(A run of records)

<<<<

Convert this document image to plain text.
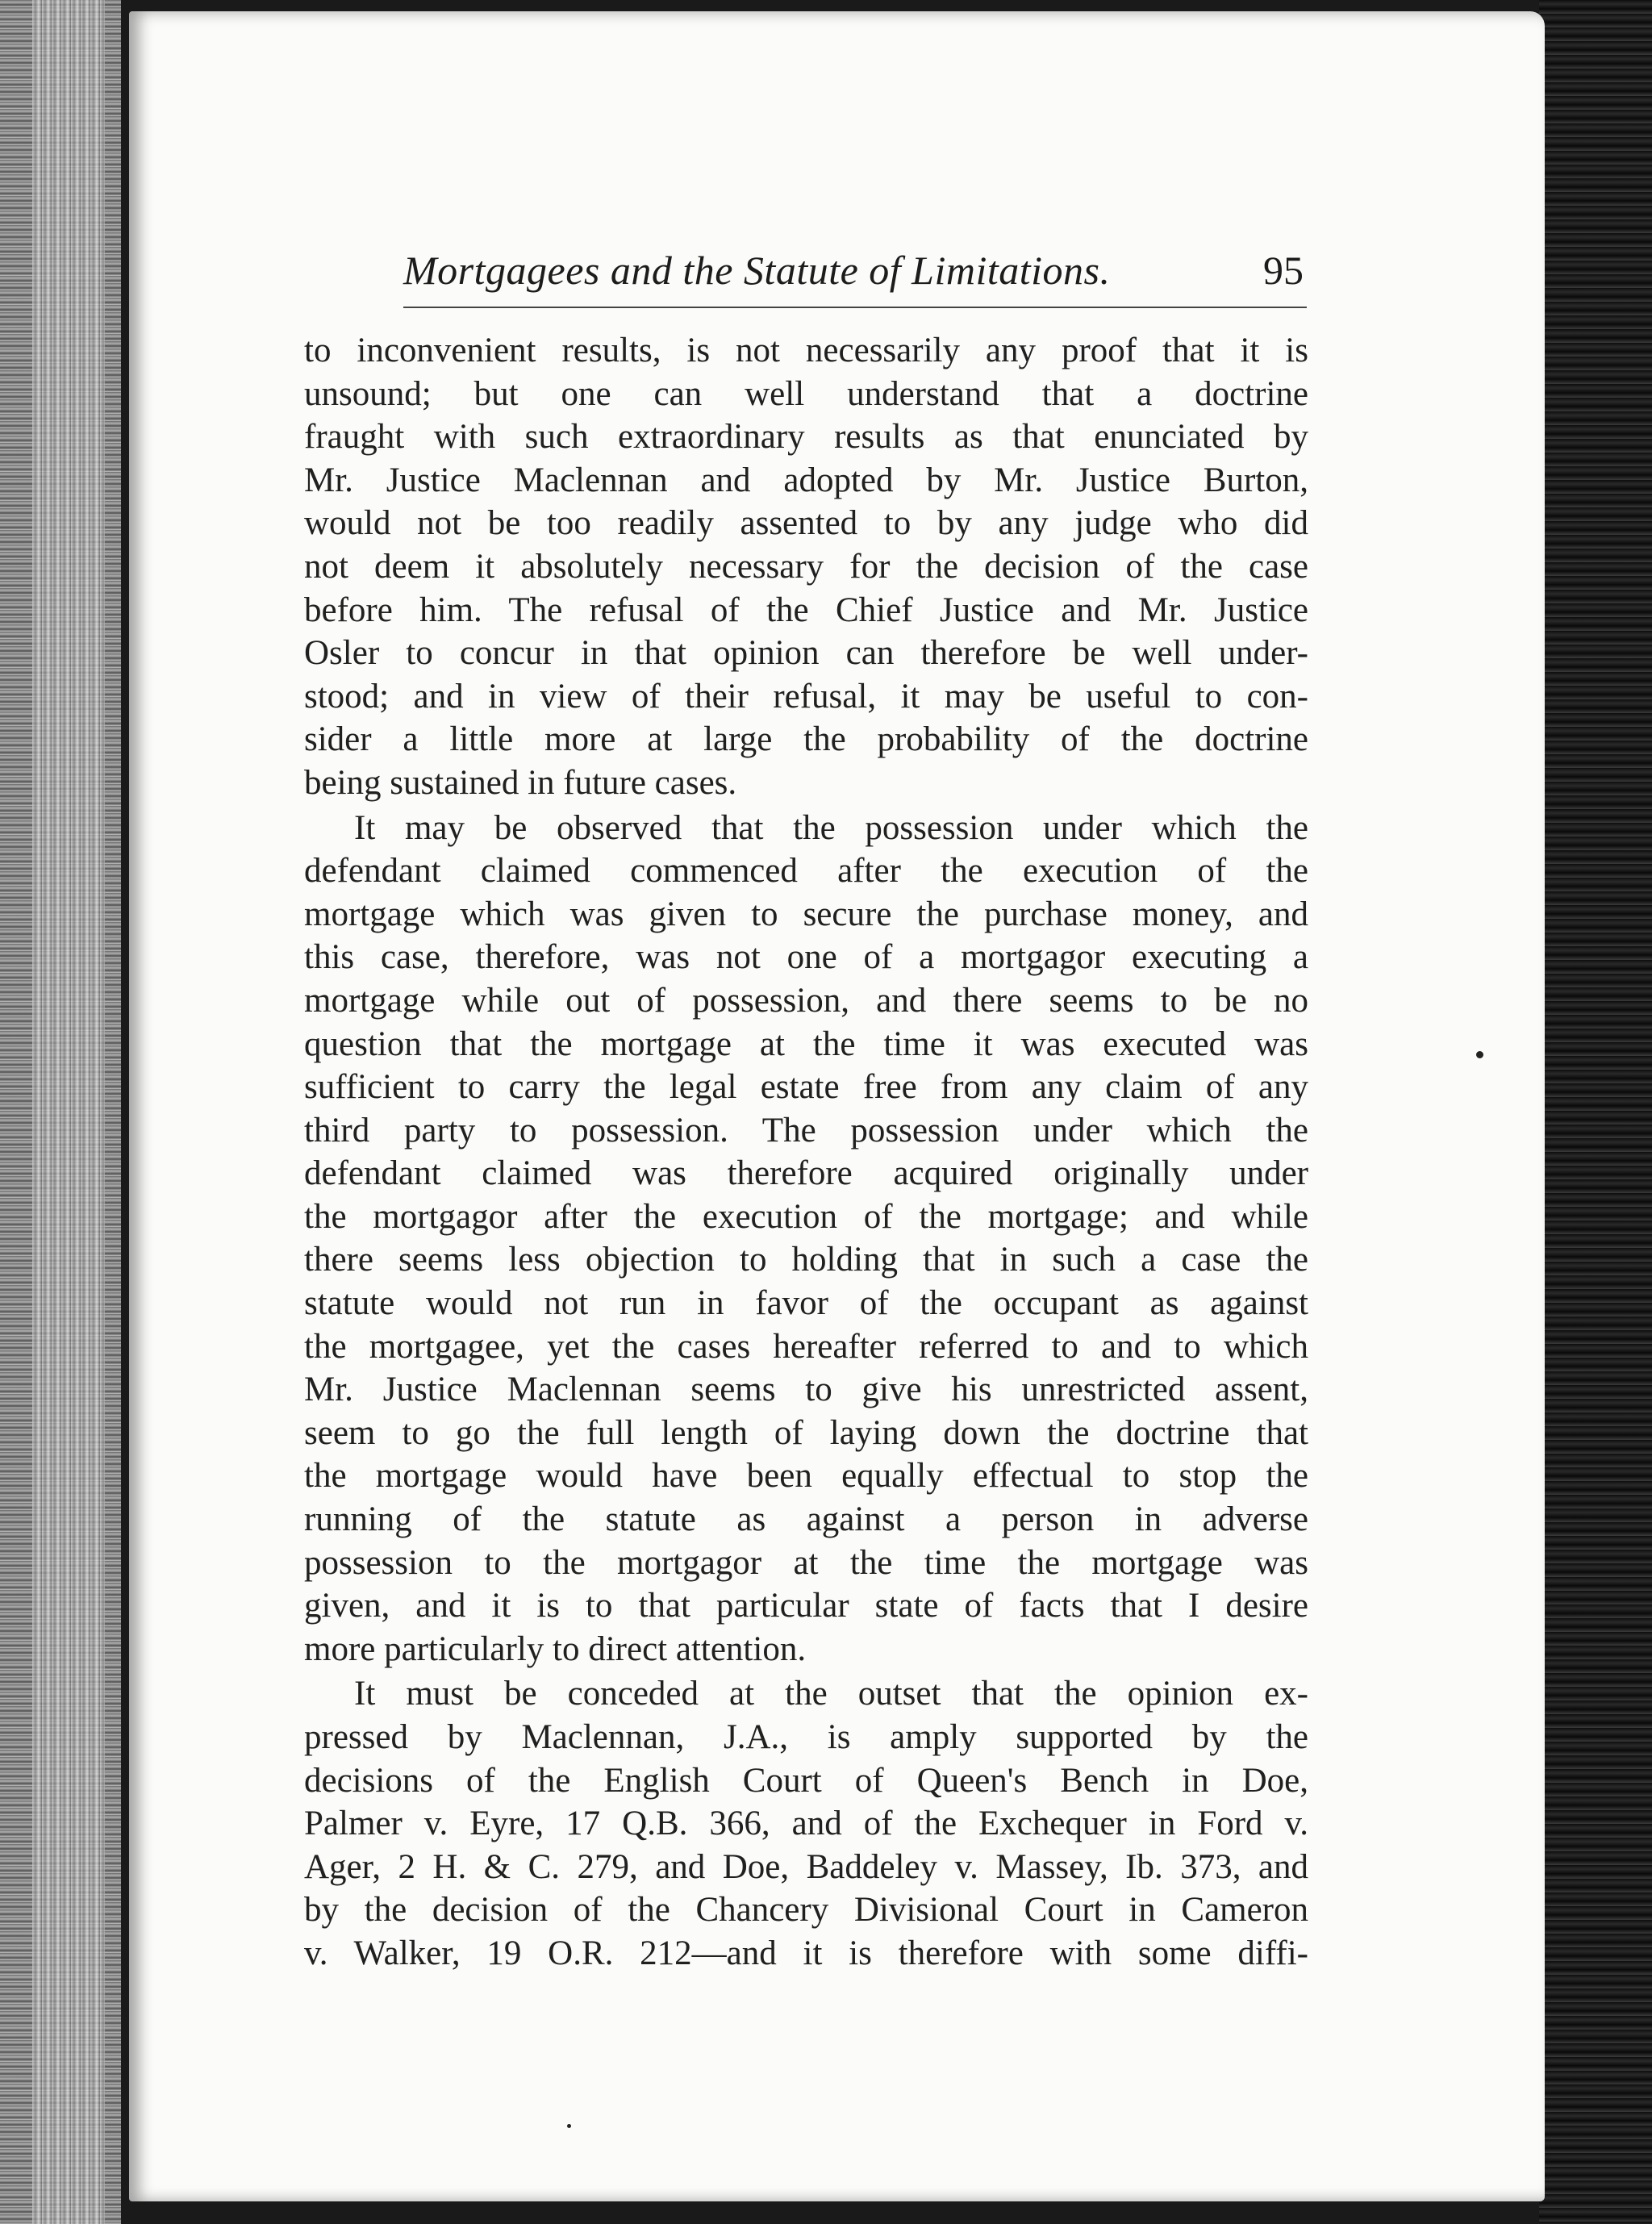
Mortgagees and the Statute of Limitations.	95
to inconvenient results, is not necessarily any proof that it is
unsound; but one can well understand that a doctrine
fraught with such extraordinary results as that enunciated by
Mr. Justice Maclennan and adopted by Mr. Justice Burton,
would not be too readily assented to by any judge who did
not deem it absolutely necessary for the decision of the case
before him. The refusal of the Chief Justice and Mr. Justice
Osler to concur in that opinion can therefore be well under-
stood; and in view of their refusal, it may be useful to con-
sider a little more at large the probability of the doctrine
being sustained in future cases.
It may be observed that the possession under which the
defendant claimed commenced after the execution of the
mortgage which was given to secure the purchase money, and
this case, therefore, was not one of a mortgagor executing a
mortgage while out of possession, and there seems to be no
question that the mortgage at the time it was executed was
sufficient to carry the legal estate free from any claim of any
third party to possession. The possession under which the
defendant claimed was therefore acquired originally under
the mortgagor after the execution of the mortgage; and while
there seems less objection to holding that in such a case the
statute would not run in favor of the occupant as against
the mortgagee, yet the cases hereafter referred to and to which
Mr. Justice Maclennan seems to give his unrestricted assent,
seem to go the full length of laying down the doctrine that
the mortgage would have been equally effectual to stop the
running of the statute as against a person in adverse
possession to the mortgagor at the time the mortgage was
given, and it is to that particular state of facts that I desire
more particularly to direct attention.
It must be conceded at the outset that the opinion ex-
pressed by Maclennan, J.A., is amply supported by the
decisions of the English Court of Queen's Bench in Doe,
Palmer v. Eyre, 17 Q.B. 366, and of the Exchequer in Ford v.
Ager, 2 H. & C. 279, and Doe, Baddeley v. Massey, Ib. 373, and
by the decision of the Chancery Divisional Court in Cameron
v. Walker, 19 O.R. 212—and it is therefore with some diffi-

>>>>

Required task: Copy out the lines that hold "while".

Output below:
mortgage while out of possession, and there seems to be no
the mortgagor after the execution of the mortgage; and while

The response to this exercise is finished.